* [EXERCISE TASK] Extract the full listing verbatim and drop any pictures from your copy.

* [RECORDS FOR THE TASK]
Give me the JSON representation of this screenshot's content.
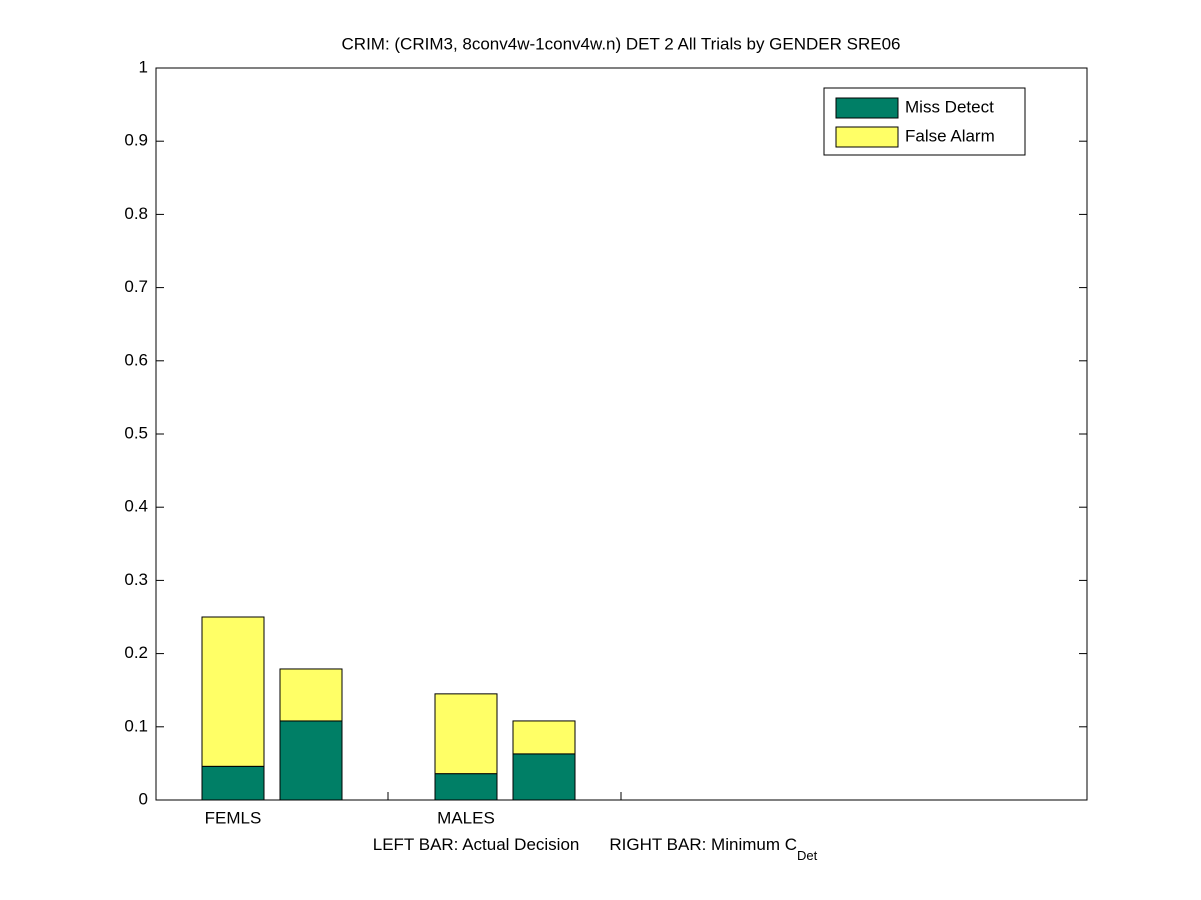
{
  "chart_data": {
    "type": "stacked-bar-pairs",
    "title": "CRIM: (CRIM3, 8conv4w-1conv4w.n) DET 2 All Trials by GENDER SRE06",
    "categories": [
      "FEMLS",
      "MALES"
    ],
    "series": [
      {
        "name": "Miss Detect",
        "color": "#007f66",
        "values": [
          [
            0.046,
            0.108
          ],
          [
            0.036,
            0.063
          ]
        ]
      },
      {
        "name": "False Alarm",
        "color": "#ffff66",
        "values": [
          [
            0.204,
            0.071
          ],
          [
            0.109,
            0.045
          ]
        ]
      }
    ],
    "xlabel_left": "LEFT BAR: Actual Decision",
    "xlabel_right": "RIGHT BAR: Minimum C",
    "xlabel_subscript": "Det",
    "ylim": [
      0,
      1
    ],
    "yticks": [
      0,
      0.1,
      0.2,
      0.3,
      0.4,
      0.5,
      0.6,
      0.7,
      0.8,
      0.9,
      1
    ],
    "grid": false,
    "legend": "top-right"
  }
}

* [EXPECTED OUTPUT]
Give me the JSON representation of this screenshot's content.
{
  "chart_data": {
    "type": "stacked-bar-pairs",
    "title": "CRIM: (CRIM3, 8conv4w-1conv4w.n) DET 2 All Trials by GENDER SRE06",
    "categories": [
      "FEMLS",
      "MALES"
    ],
    "series": [
      {
        "name": "Miss Detect",
        "color": "#007f66",
        "values": [
          [
            0.046,
            0.108
          ],
          [
            0.036,
            0.063
          ]
        ]
      },
      {
        "name": "False Alarm",
        "color": "#ffff66",
        "values": [
          [
            0.204,
            0.071
          ],
          [
            0.109,
            0.045
          ]
        ]
      }
    ],
    "xlabel_left": "LEFT BAR: Actual Decision",
    "xlabel_right": "RIGHT BAR: Minimum C",
    "xlabel_subscript": "Det",
    "ylim": [
      0,
      1
    ],
    "yticks": [
      0,
      0.1,
      0.2,
      0.3,
      0.4,
      0.5,
      0.6,
      0.7,
      0.8,
      0.9,
      1
    ],
    "grid": false,
    "legend": "top-right"
  }
}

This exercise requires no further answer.